Supplied records:
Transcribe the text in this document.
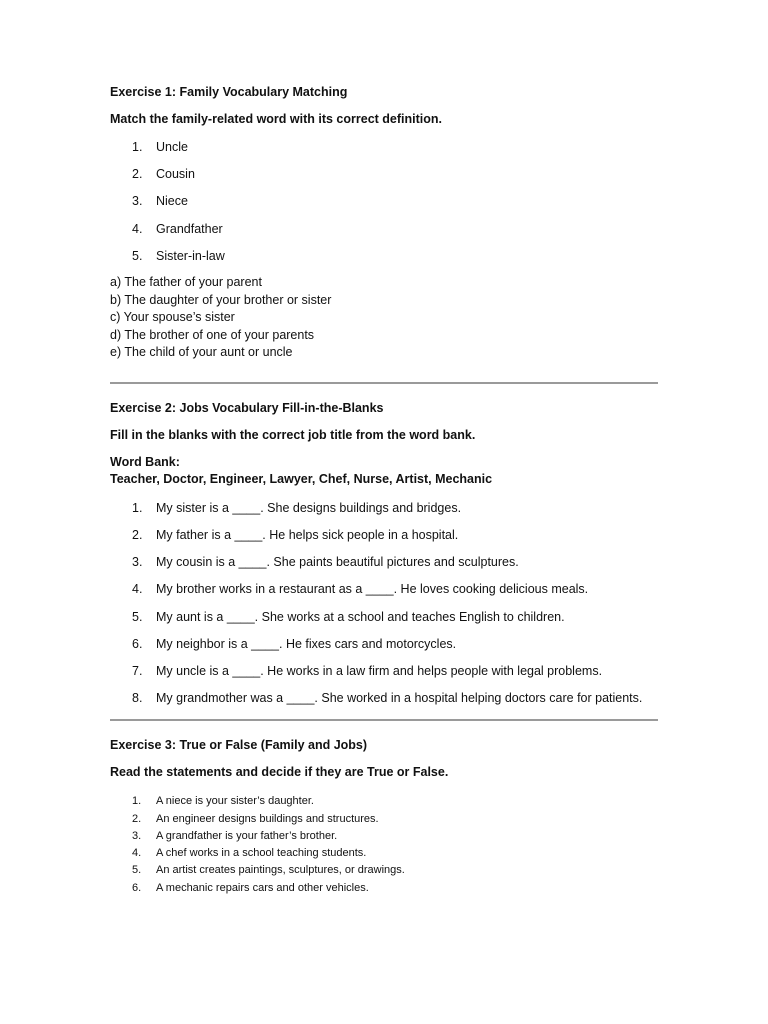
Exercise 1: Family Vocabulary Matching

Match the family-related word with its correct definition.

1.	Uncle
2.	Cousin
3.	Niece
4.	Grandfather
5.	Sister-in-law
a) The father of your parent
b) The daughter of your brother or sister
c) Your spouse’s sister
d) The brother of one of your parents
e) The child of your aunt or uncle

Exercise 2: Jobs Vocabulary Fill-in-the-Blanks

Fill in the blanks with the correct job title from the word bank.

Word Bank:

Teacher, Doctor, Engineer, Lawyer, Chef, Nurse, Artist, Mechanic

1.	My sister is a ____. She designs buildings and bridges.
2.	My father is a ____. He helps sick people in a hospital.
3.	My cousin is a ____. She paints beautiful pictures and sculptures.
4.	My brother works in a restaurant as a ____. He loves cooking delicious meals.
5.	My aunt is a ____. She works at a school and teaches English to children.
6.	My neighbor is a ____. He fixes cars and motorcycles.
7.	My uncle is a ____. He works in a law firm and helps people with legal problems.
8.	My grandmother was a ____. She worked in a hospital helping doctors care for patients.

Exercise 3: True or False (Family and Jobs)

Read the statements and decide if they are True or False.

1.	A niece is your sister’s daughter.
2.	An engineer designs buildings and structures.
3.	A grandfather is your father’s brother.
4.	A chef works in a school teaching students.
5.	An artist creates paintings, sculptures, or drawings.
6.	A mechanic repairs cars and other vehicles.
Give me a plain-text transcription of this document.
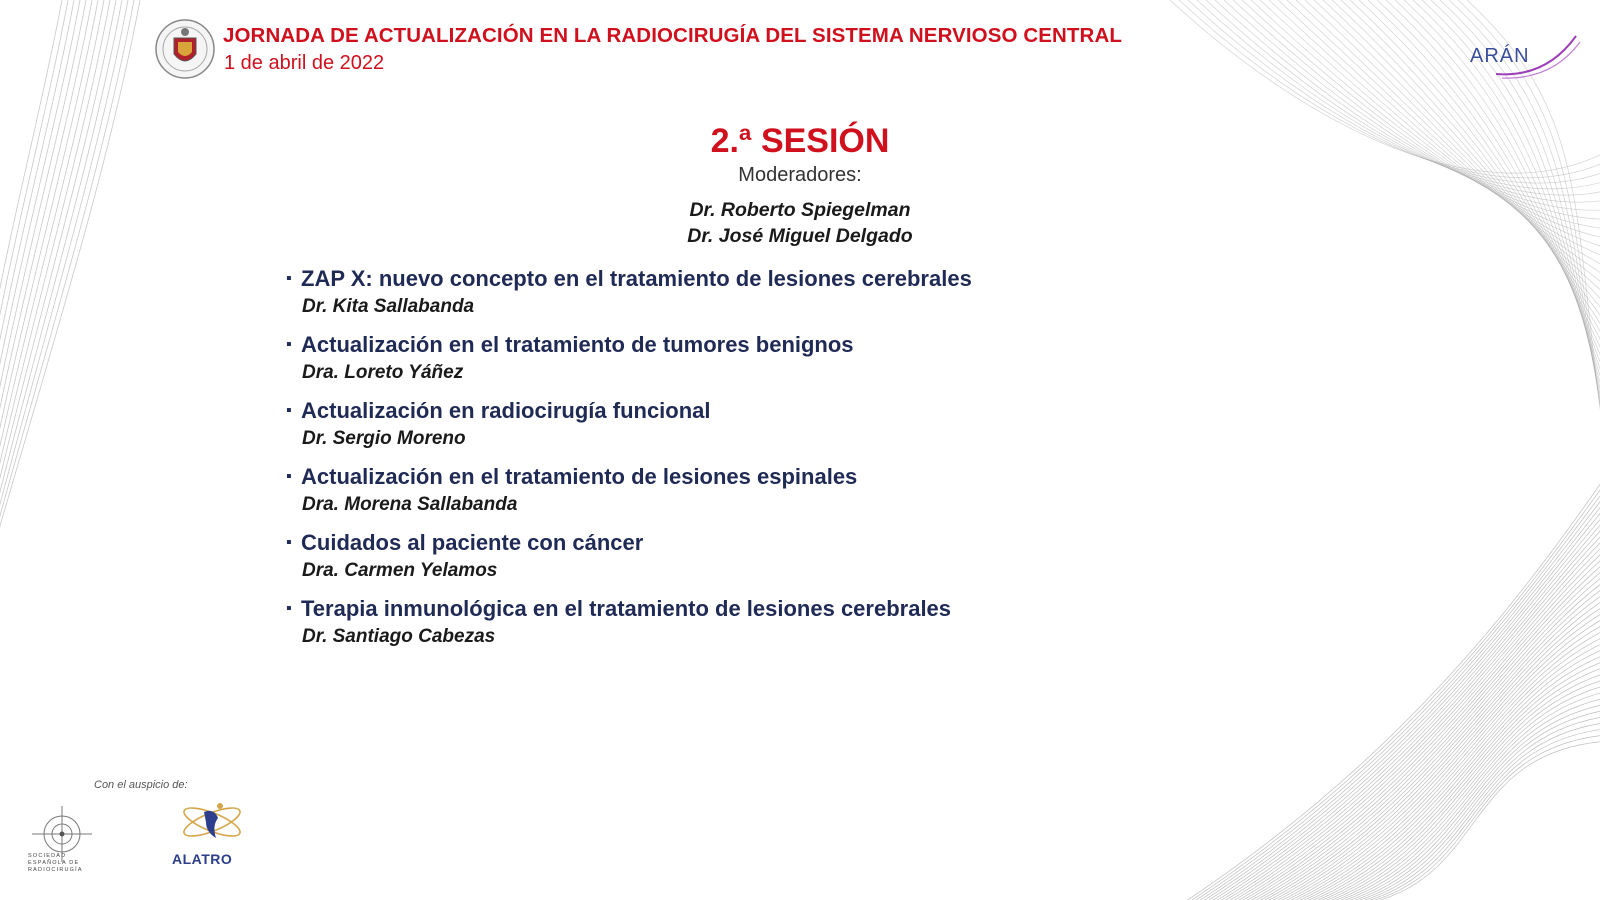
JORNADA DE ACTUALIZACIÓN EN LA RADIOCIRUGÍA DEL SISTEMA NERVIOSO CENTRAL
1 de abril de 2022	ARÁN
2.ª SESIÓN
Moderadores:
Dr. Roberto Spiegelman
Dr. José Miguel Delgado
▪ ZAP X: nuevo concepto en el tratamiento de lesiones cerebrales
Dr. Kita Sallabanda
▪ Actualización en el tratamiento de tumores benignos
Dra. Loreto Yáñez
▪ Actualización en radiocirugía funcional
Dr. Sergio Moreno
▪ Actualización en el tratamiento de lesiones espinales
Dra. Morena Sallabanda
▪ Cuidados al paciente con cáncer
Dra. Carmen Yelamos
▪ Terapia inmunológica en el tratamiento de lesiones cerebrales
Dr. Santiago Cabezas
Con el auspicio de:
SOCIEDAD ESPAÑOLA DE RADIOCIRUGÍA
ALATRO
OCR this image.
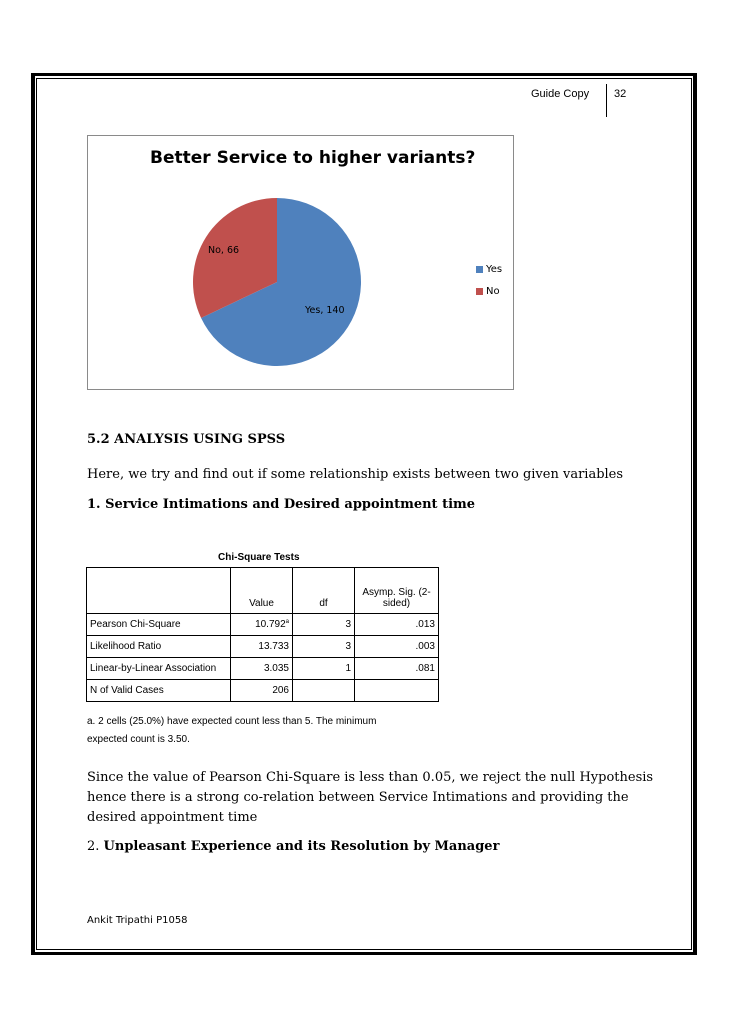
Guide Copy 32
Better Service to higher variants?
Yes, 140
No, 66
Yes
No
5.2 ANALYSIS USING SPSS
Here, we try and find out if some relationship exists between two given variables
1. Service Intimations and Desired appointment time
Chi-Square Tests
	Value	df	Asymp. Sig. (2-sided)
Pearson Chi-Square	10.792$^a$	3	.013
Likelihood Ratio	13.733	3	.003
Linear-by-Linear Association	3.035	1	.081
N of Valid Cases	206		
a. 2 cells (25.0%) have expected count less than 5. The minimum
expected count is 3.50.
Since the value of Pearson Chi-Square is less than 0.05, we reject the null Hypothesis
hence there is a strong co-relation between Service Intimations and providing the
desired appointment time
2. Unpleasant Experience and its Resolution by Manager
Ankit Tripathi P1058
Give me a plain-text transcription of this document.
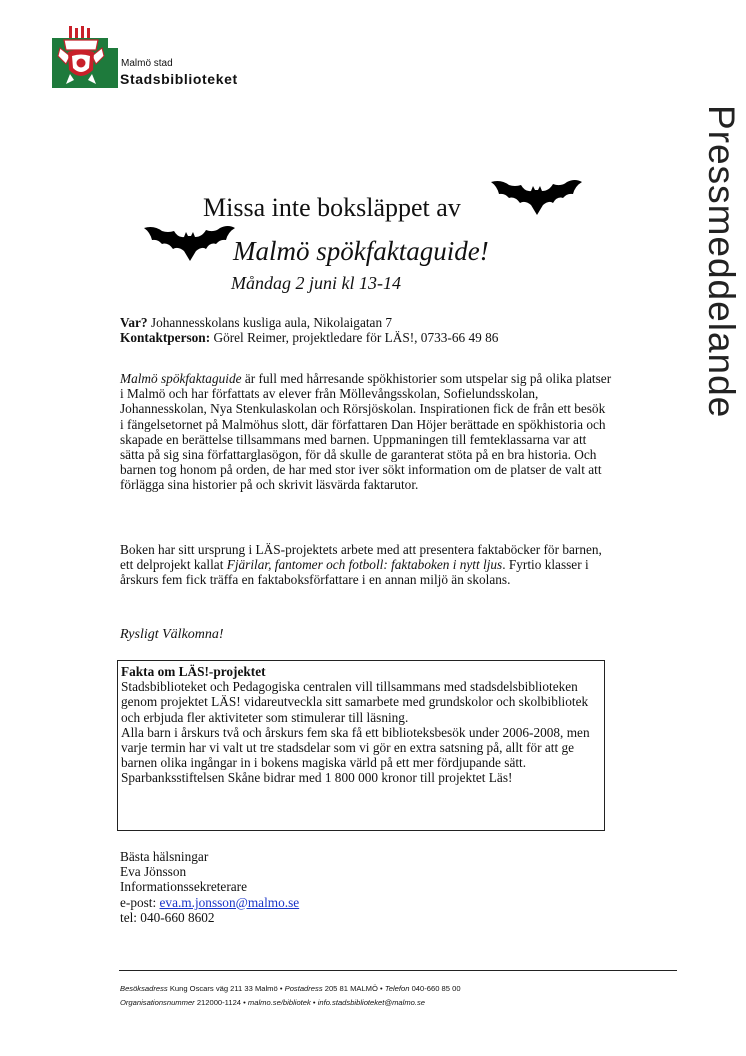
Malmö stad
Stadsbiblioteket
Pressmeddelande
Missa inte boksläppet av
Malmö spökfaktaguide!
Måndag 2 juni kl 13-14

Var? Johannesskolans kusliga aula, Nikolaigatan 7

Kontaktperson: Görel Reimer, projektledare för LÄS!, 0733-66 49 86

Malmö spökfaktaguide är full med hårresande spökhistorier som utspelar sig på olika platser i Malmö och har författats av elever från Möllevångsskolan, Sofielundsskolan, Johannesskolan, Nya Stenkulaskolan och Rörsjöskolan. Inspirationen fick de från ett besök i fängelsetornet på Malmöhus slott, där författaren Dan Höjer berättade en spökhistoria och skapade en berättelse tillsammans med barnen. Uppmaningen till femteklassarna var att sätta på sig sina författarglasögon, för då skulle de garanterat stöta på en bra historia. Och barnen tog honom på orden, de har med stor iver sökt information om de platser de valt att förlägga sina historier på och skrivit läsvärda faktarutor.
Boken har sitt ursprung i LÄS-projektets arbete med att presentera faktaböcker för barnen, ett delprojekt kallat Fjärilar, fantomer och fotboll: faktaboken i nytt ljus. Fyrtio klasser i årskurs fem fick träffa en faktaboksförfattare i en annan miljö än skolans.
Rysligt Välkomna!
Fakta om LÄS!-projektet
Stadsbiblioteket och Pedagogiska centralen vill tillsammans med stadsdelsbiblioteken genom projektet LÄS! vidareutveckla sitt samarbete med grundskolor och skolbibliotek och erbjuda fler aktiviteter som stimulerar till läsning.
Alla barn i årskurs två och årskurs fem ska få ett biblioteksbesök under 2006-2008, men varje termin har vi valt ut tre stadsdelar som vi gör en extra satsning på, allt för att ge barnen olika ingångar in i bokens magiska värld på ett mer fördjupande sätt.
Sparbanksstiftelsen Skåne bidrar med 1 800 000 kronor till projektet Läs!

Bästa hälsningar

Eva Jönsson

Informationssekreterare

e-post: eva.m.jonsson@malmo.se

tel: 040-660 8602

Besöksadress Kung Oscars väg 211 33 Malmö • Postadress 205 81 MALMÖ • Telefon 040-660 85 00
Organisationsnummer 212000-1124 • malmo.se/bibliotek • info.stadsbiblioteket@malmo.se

Exercise requirements:
Reproduce the material in its entirety and word for word, without the pictures.

Answer to this exercise:
Transcribe the text in this document.
Exercise 1: Family Vocabulary Matching

Match the family-related word with its correct definition.

1.	Uncle
2.	Cousin
3.	Niece
4.	Grandfather
5.	Sister-in-law
a) The father of your parent
b) The daughter of your brother or sister
c) Your spouse’s sister
d) The brother of one of your parents
e) The child of your aunt or uncle

Exercise 2: Jobs Vocabulary Fill-in-the-Blanks

Fill in the blanks with the correct job title from the word bank.

Word Bank:

Teacher, Doctor, Engineer, Lawyer, Chef, Nurse, Artist, Mechanic

1.	My sister is a ____. She designs buildings and bridges.
2.	My father is a ____. He helps sick people in a hospital.
3.	My cousin is a ____. She paints beautiful pictures and sculptures.
4.	My brother works in a restaurant as a ____. He loves cooking delicious meals.
5.	My aunt is a ____. She works at a school and teaches English to children.
6.	My neighbor is a ____. He fixes cars and motorcycles.
7.	My uncle is a ____. He works in a law firm and helps people with legal problems.
8.	My grandmother was a ____. She worked in a hospital helping doctors care for patients.

Exercise 3: True or False (Family and Jobs)

Read the statements and decide if they are True or False.

1.	A niece is your sister’s daughter.
2.	An engineer designs buildings and structures.
3.	A grandfather is your father’s brother.
4.	A chef works in a school teaching students.
5.	An artist creates paintings, sculptures, or drawings.
6.	A mechanic repairs cars and other vehicles.
Give me a plain-text transcription of this document.
JORNADA DE ACTUALIZACIÓN EN LA RADIOCIRUGÍA DEL SISTEMA NERVIOSO CENTRAL
1 de abril de 2022	ARÁN
2.ª SESIÓN
Moderadores:
Dr. Roberto Spiegelman
Dr. José Miguel Delgado
▪ ZAP X: nuevo concepto en el tratamiento de lesiones cerebrales
Dr. Kita Sallabanda
▪ Actualización en el tratamiento de tumores benignos
Dra. Loreto Yáñez
▪ Actualización en radiocirugía funcional
Dr. Sergio Moreno
▪ Actualización en el tratamiento de lesiones espinales
Dra. Morena Sallabanda
▪ Cuidados al paciente con cáncer
Dra. Carmen Yelamos
▪ Terapia inmunológica en el tratamiento de lesiones cerebrales
Dr. Santiago Cabezas
Con el auspicio de:
SOCIEDAD ESPAÑOLA DE RADIOCIRUGÍA
ALATRO
OCR this image.
Guide Copy 32
Better Service to higher variants?
Yes, 140
No, 66
Yes
No
5.2 ANALYSIS USING SPSS
Here, we try and find out if some relationship exists between two given variables
1. Service Intimations and Desired appointment time
Chi-Square Tests
	Value	df	Asymp. Sig. (2-sided)
Pearson Chi-Square	10.792$^a$	3	.013
Likelihood Ratio	13.733	3	.003
Linear-by-Linear Association	3.035	1	.081
N of Valid Cases	206		
a. 2 cells (25.0%) have expected count less than 5. The minimum
expected count is 3.50.
Since the value of Pearson Chi-Square is less than 0.05, we reject the null Hypothesis
hence there is a strong co-relation between Service Intimations and providing the
desired appointment time
2. Unpleasant Experience and its Resolution by Manager
Ankit Tripathi P1058
Give me a plain-text transcription of this document.
Malmö stad
Stadsbiblioteket
Pressmeddelande
Missa inte boksläppet av
Malmö spökfaktaguide!
Måndag 2 juni kl 13-14

Var? Johannesskolans kusliga aula, Nikolaigatan 7

Kontaktperson: Görel Reimer, projektledare för LÄS!, 0733-66 49 86

Malmö spökfaktaguide är full med hårresande spökhistorier som utspelar sig på olika platser i Malmö och har författats av elever från Möllevångsskolan, Sofielundsskolan, Johannesskolan, Nya Stenkulaskolan och Rörsjöskolan. Inspirationen fick de från ett besök i fängelsetornet på Malmöhus slott, där författaren Dan Höjer berättade en spökhistoria och skapade en berättelse tillsammans med barnen. Uppmaningen till femteklassarna var att sätta på sig sina författarglasögon, för då skulle de garanterat stöta på en bra historia. Och barnen tog honom på orden, de har med stor iver sökt information om de platser de valt att förlägga sina historier på och skrivit läsvärda faktarutor.
Boken har sitt ursprung i LÄS-projektets arbete med att presentera faktaböcker för barnen, ett delprojekt kallat Fjärilar, fantomer och fotboll: faktaboken i nytt ljus. Fyrtio klasser i årskurs fem fick träffa en faktaboksförfattare i en annan miljö än skolans.
Rysligt Välkomna!
Fakta om LÄS!-projektet
Stadsbiblioteket och Pedagogiska centralen vill tillsammans med stadsdelsbiblioteken genom projektet LÄS! vidareutveckla sitt samarbete med grundskolor och skolbibliotek och erbjuda fler aktiviteter som stimulerar till läsning.
Alla barn i årskurs två och årskurs fem ska få ett biblioteksbesök under 2006-2008, men varje termin har vi valt ut tre stadsdelar som vi gör en extra satsning på, allt för att ge barnen olika ingångar in i bokens magiska värld på ett mer fördjupande sätt.
Sparbanksstiftelsen Skåne bidrar med 1 800 000 kronor till projektet Läs!

Bästa hälsningar

Eva Jönsson

Informationssekreterare

e-post: eva.m.jonsson@malmo.se

tel: 040-660 8602

Besöksadress Kung Oscars väg 211 33 Malmö • Postadress 205 81 MALMÖ • Telefon 040-660 85 00
Organisationsnummer 212000-1124 • malmo.se/bibliotek • info.stadsbiblioteket@malmo.se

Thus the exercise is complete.